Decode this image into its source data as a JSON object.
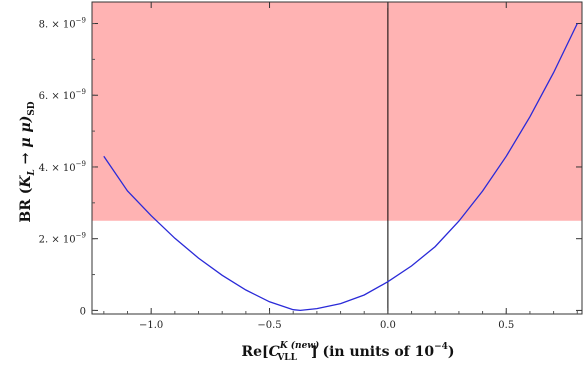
{
  "chart_data": {
    "type": "line",
    "title": "",
    "xlabel": {
      "prefix": "Re[",
      "symbol": "C",
      "superscript": "K (new)",
      "subscript": "VLL",
      "suffix": "]  (in units of 10",
      "exponent": "−4",
      "close": ")"
    },
    "ylabel": {
      "prefix": "BR (",
      "symbol": "K",
      "symbol_sub": "L",
      "middle": " → μ μ)",
      "subscript": "SD"
    },
    "xlim": [
      -1.25,
      0.82
    ],
    "ylim": [
      -1e-10,
      8.6e-09
    ],
    "x_ticks": [
      {
        "value": -1.0,
        "label": "−1.0"
      },
      {
        "value": -0.5,
        "label": "−0.5"
      },
      {
        "value": 0.0,
        "label": "0.0"
      },
      {
        "value": 0.5,
        "label": "0.5"
      }
    ],
    "y_ticks": [
      {
        "value": 0,
        "mant": "0",
        "exp": ""
      },
      {
        "value": 2e-09,
        "mant": "2. × 10",
        "exp": "−9"
      },
      {
        "value": 4e-09,
        "mant": "4. × 10",
        "exp": "−9"
      },
      {
        "value": 6e-09,
        "mant": "6. × 10",
        "exp": "−9"
      },
      {
        "value": 8e-09,
        "mant": "8. × 10",
        "exp": "−9"
      }
    ],
    "excluded_region": {
      "y_from": 2.5e-09,
      "y_to": "top",
      "color": "#ffb3b3"
    },
    "vertical_line": {
      "x": 0.0,
      "color": "#000000"
    },
    "series": [
      {
        "color": "#2a2ad8",
        "x": [
          -1.2,
          -1.1,
          -1.0,
          -0.9,
          -0.8,
          -0.7,
          -0.6,
          -0.5,
          -0.4,
          -0.37,
          -0.3,
          -0.2,
          -0.1,
          0.0,
          0.1,
          0.2,
          0.3,
          0.4,
          0.5,
          0.6,
          0.7,
          0.8
        ],
        "y": [
          4.3e-09,
          3.33e-09,
          2.64e-09,
          2.01e-09,
          1.46e-09,
          9.8e-10,
          5.7e-10,
          2.4e-10,
          2e-11,
          0.0,
          5e-11,
          1.9e-10,
          4.3e-10,
          8e-10,
          1.24e-09,
          1.78e-09,
          2.49e-09,
          3.33e-09,
          4.3e-09,
          5.4e-09,
          6.63e-09,
          8e-09
        ]
      }
    ]
  }
}
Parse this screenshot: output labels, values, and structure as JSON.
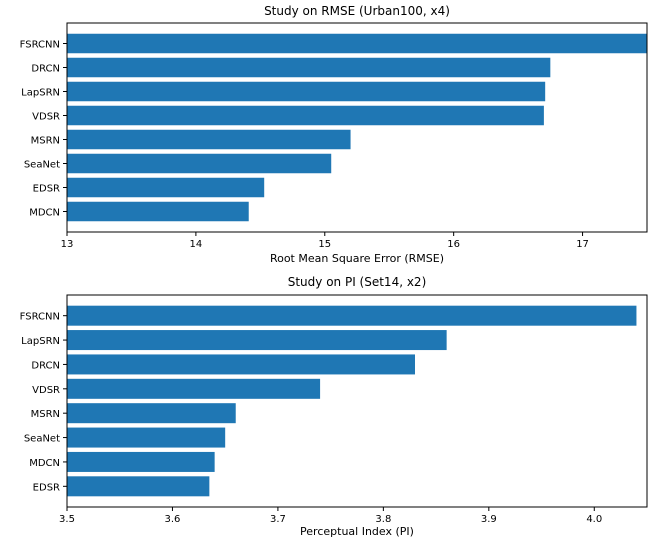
{
  "chart_data": [
    {
      "type": "bar",
      "orientation": "horizontal",
      "title": "Study on RMSE (Urban100, x4)",
      "xlabel": "Root Mean Square Error (RMSE)",
      "ylabel": "",
      "categories": [
        "FSRCNN",
        "DRCN",
        "LapSRN",
        "VDSR",
        "MSRN",
        "SeaNet",
        "EDSR",
        "MDCN"
      ],
      "values": [
        17.52,
        16.75,
        16.71,
        16.7,
        15.2,
        15.05,
        14.53,
        14.41
      ],
      "xlim": [
        13,
        17.5
      ],
      "xticks": [
        "13",
        "14",
        "15",
        "16",
        "17"
      ],
      "xtick_values": [
        13,
        14,
        15,
        16,
        17
      ],
      "color": "#1f77b4",
      "grid": false
    },
    {
      "type": "bar",
      "orientation": "horizontal",
      "title": "Study on PI (Set14, x2)",
      "xlabel": "Perceptual Index (PI)",
      "ylabel": "",
      "categories": [
        "FSRCNN",
        "LapSRN",
        "DRCN",
        "VDSR",
        "MSRN",
        "SeaNet",
        "MDCN",
        "EDSR"
      ],
      "values": [
        4.04,
        3.86,
        3.83,
        3.74,
        3.66,
        3.65,
        3.64,
        3.635
      ],
      "xlim": [
        3.5,
        4.05
      ],
      "xticks": [
        "3.5",
        "3.6",
        "3.7",
        "3.8",
        "3.9",
        "4.0"
      ],
      "xtick_values": [
        3.5,
        3.6,
        3.7,
        3.8,
        3.9,
        4.0
      ],
      "color": "#1f77b4",
      "grid": false
    }
  ]
}
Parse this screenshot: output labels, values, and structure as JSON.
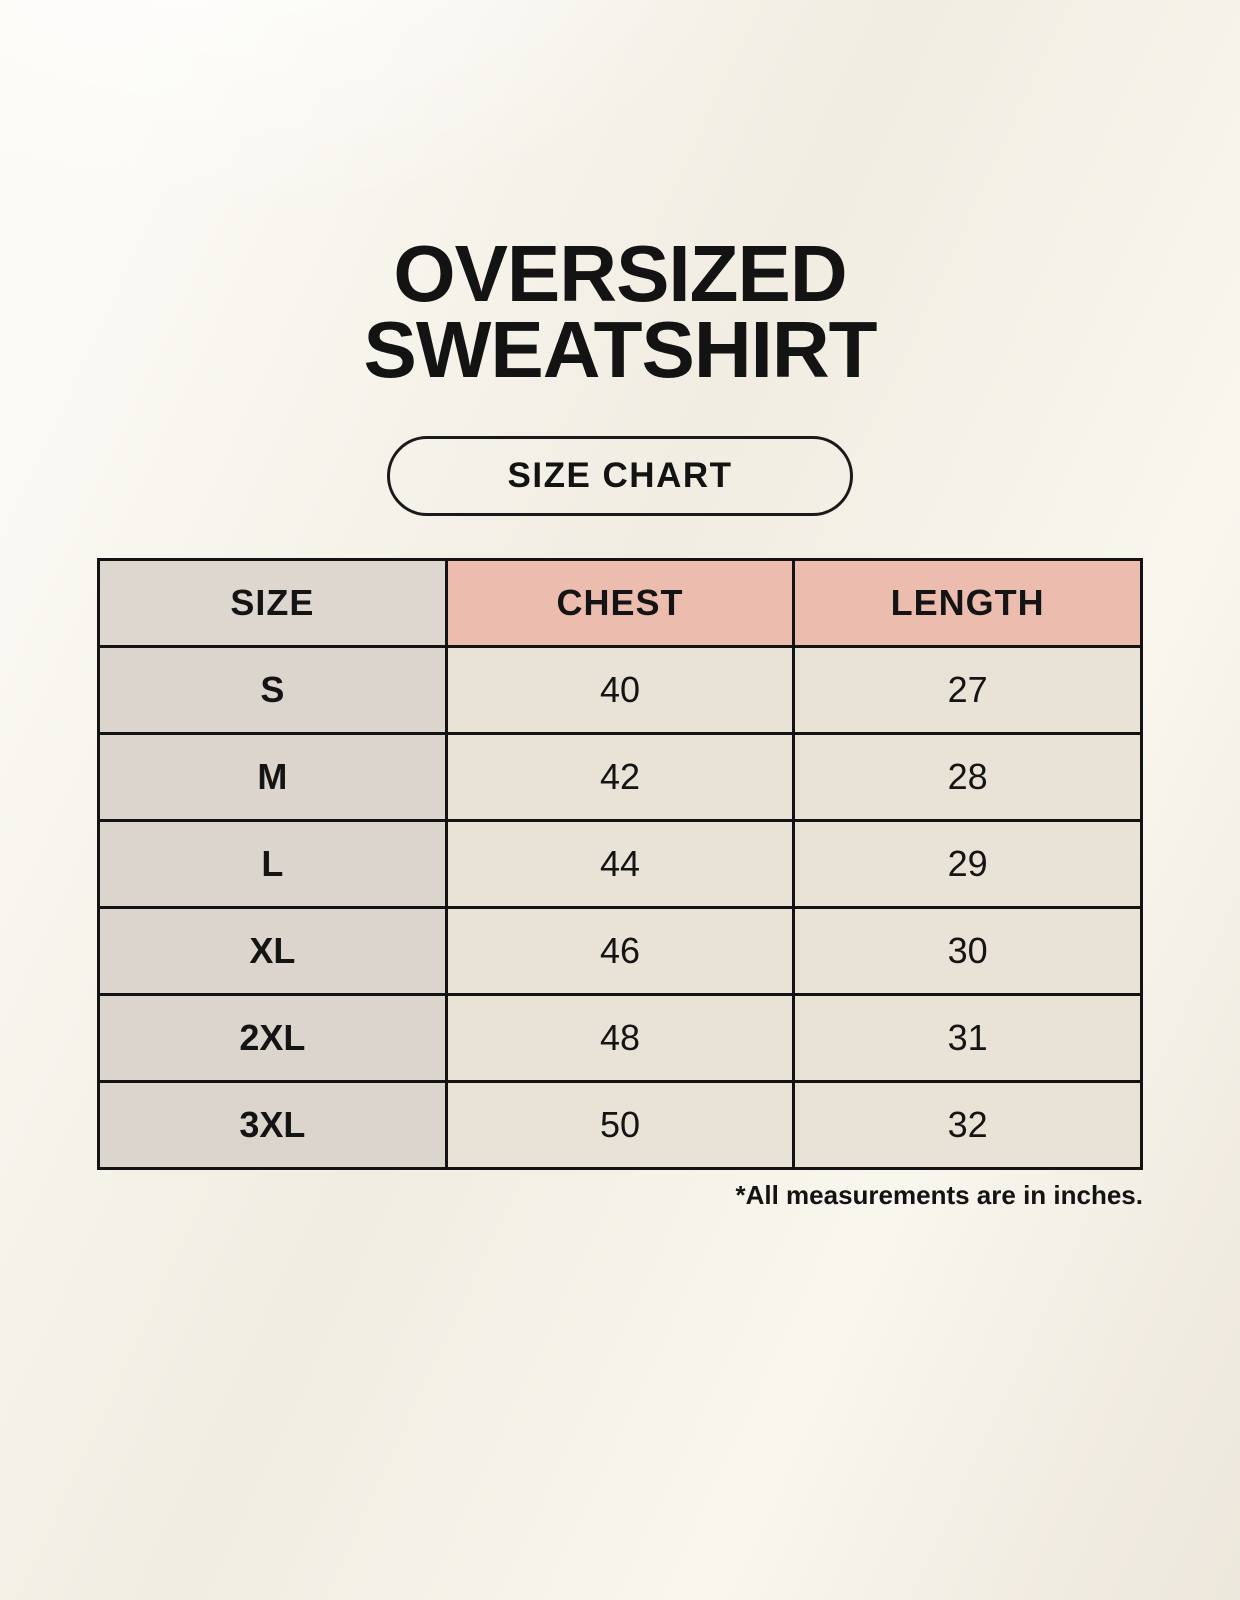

---

Leave the images out, please, and restate each line word for word.

▸ WORKED ANSWER
Decode this image into its source data as a JSON object.
{
  "chart_data": {
    "type": "line",
    "title": "",
    "xlabel": {
      "prefix": "Re[",
      "symbol": "C",
      "superscript": "K (new)",
      "subscript": "VLL",
      "suffix": "]  (in units of 10",
      "exponent": "−4",
      "close": ")"
    },
    "ylabel": {
      "prefix": "BR (",
      "symbol": "K",
      "symbol_sub": "L",
      "middle": " → μ μ)",
      "subscript": "SD"
    },
    "xlim": [
      -1.25,
      0.82
    ],
    "ylim": [
      -1e-10,
      8.6e-09
    ],
    "x_ticks": [
      {
        "value": -1.0,
        "label": "−1.0"
      },
      {
        "value": -0.5,
        "label": "−0.5"
      },
      {
        "value": 0.0,
        "label": "0.0"
      },
      {
        "value": 0.5,
        "label": "0.5"
      }
    ],
    "y_ticks": [
      {
        "value": 0,
        "mant": "0",
        "exp": ""
      },
      {
        "value": 2e-09,
        "mant": "2. × 10",
        "exp": "−9"
      },
      {
        "value": 4e-09,
        "mant": "4. × 10",
        "exp": "−9"
      },
      {
        "value": 6e-09,
        "mant": "6. × 10",
        "exp": "−9"
      },
      {
        "value": 8e-09,
        "mant": "8. × 10",
        "exp": "−9"
      }
    ],
    "excluded_region": {
      "y_from": 2.5e-09,
      "y_to": "top",
      "color": "#ffb3b3"
    },
    "vertical_line": {
      "x": 0.0,
      "color": "#000000"
    },
    "series": [
      {
        "color": "#2a2ad8",
        "x": [
          -1.2,
          -1.1,
          -1.0,
          -0.9,
          -0.8,
          -0.7,
          -0.6,
          -0.5,
          -0.4,
          -0.37,
          -0.3,
          -0.2,
          -0.1,
          0.0,
          0.1,
          0.2,
          0.3,
          0.4,
          0.5,
          0.6,
          0.7,
          0.8
        ],
        "y": [
          4.3e-09,
          3.33e-09,
          2.64e-09,
          2.01e-09,
          1.46e-09,
          9.8e-10,
          5.7e-10,
          2.4e-10,
          2e-11,
          0.0,
          5e-11,
          1.9e-10,
          4.3e-10,
          8e-10,
          1.24e-09,
          1.78e-09,
          2.49e-09,
          3.33e-09,
          4.3e-09,
          5.4e-09,
          6.63e-09,
          8e-09
        ]
      }
    ]
  }
}
Parse this screenshot: output labels, values, and structure as JSON.
{
  "chart_data": [
    {
      "type": "bar",
      "orientation": "horizontal",
      "title": "Study on RMSE (Urban100, x4)",
      "xlabel": "Root Mean Square Error (RMSE)",
      "ylabel": "",
      "categories": [
        "FSRCNN",
        "DRCN",
        "LapSRN",
        "VDSR",
        "MSRN",
        "SeaNet",
        "EDSR",
        "MDCN"
      ],
      "values": [
        17.52,
        16.75,
        16.71,
        16.7,
        15.2,
        15.05,
        14.53,
        14.41
      ],
      "xlim": [
        13,
        17.5
      ],
      "xticks": [
        "13",
        "14",
        "15",
        "16",
        "17"
      ],
      "xtick_values": [
        13,
        14,
        15,
        16,
        17
      ],
      "color": "#1f77b4",
      "grid": false
    },
    {
      "type": "bar",
      "orientation": "horizontal",
      "title": "Study on PI (Set14, x2)",
      "xlabel": "Perceptual Index (PI)",
      "ylabel": "",
      "categories": [
        "FSRCNN",
        "LapSRN",
        "DRCN",
        "VDSR",
        "MSRN",
        "SeaNet",
        "MDCN",
        "EDSR"
      ],
      "values": [
        4.04,
        3.86,
        3.83,
        3.74,
        3.66,
        3.65,
        3.64,
        3.635
      ],
      "xlim": [
        3.5,
        4.05
      ],
      "xticks": [
        "3.5",
        "3.6",
        "3.7",
        "3.8",
        "3.9",
        "4.0"
      ],
      "xtick_values": [
        3.5,
        3.6,
        3.7,
        3.8,
        3.9,
        4.0
      ],
      "color": "#1f77b4",
      "grid": false
    }
  ]
}
Parse this screenshot: output labels, values, and structure as JSON.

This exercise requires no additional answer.